━━━━━ MATERIAL SUPPLIED ━━━━━

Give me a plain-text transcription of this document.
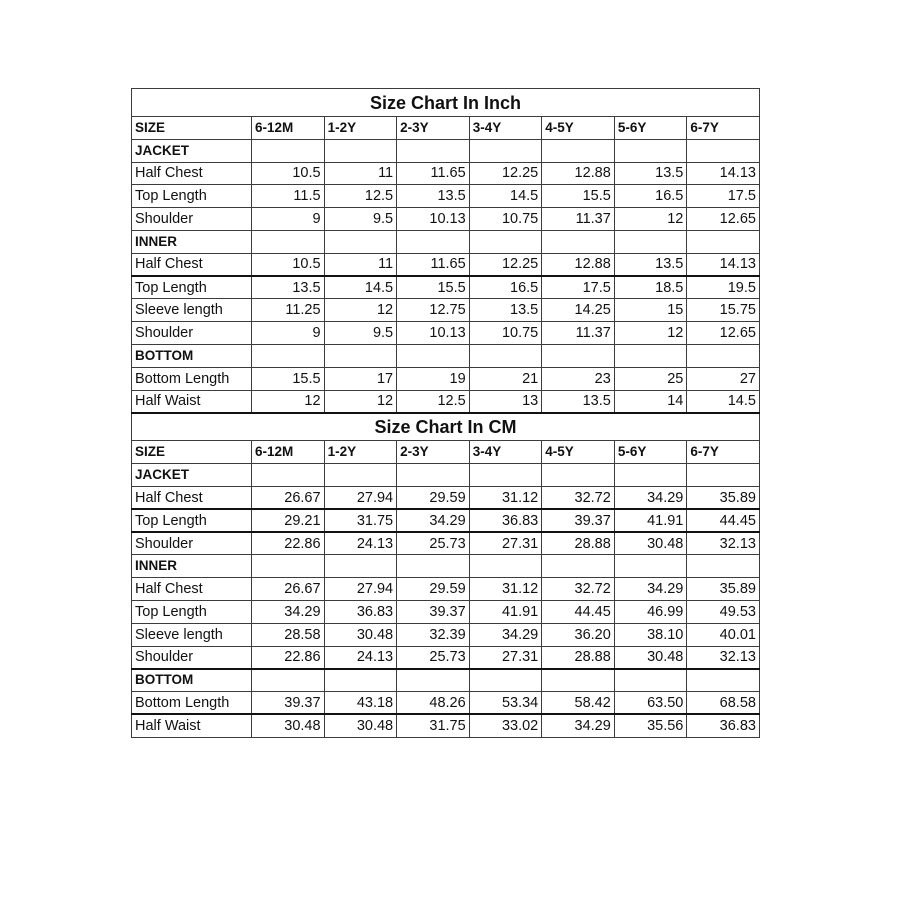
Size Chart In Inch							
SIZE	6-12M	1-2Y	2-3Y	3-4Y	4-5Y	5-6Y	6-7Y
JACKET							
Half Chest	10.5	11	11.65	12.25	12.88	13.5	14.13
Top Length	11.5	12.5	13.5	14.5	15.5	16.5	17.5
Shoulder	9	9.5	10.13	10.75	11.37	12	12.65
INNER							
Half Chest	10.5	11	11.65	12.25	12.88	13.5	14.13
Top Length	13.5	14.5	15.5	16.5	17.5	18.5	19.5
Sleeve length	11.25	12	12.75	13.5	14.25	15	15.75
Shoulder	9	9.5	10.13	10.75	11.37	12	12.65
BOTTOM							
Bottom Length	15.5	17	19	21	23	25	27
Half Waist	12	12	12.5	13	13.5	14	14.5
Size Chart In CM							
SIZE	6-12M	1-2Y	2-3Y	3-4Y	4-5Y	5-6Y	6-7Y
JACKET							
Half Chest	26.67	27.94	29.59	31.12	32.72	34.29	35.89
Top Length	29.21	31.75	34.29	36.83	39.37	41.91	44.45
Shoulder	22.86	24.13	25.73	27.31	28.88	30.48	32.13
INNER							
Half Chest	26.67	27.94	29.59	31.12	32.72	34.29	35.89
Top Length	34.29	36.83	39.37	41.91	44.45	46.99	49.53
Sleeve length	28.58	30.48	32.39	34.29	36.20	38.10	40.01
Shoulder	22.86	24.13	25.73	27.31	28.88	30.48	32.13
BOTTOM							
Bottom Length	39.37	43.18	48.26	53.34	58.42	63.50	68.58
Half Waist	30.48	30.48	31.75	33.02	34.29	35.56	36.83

━━━━━

> **WORK REQUIRED**
Working from the material above, transcribe it exactly while omitting pictures.

> **CORRECT RESULT**
Give me a plain-text transcription of this document.
Size Chart In Inch							
SIZE	6-12M	1-2Y	2-3Y	3-4Y	4-5Y	5-6Y	6-7Y
JACKET							
Half Chest	10.5	11	11.65	12.25	12.88	13.5	14.13
Top Length	11.5	12.5	13.5	14.5	15.5	16.5	17.5
Shoulder	9	9.5	10.13	10.75	11.37	12	12.65
INNER							
Half Chest	10.5	11	11.65	12.25	12.88	13.5	14.13
Top Length	13.5	14.5	15.5	16.5	17.5	18.5	19.5
Sleeve length	11.25	12	12.75	13.5	14.25	15	15.75
Shoulder	9	9.5	10.13	10.75	11.37	12	12.65
BOTTOM							
Bottom Length	15.5	17	19	21	23	25	27
Half Waist	12	12	12.5	13	13.5	14	14.5
Size Chart In CM							
SIZE	6-12M	1-2Y	2-3Y	3-4Y	4-5Y	5-6Y	6-7Y
JACKET							
Half Chest	26.67	27.94	29.59	31.12	32.72	34.29	35.89
Top Length	29.21	31.75	34.29	36.83	39.37	41.91	44.45
Shoulder	22.86	24.13	25.73	27.31	28.88	30.48	32.13
INNER							
Half Chest	26.67	27.94	29.59	31.12	32.72	34.29	35.89
Top Length	34.29	36.83	39.37	41.91	44.45	46.99	49.53
Sleeve length	28.58	30.48	32.39	34.29	36.20	38.10	40.01
Shoulder	22.86	24.13	25.73	27.31	28.88	30.48	32.13
BOTTOM							
Bottom Length	39.37	43.18	48.26	53.34	58.42	63.50	68.58
Half Waist	30.48	30.48	31.75	33.02	34.29	35.56	36.83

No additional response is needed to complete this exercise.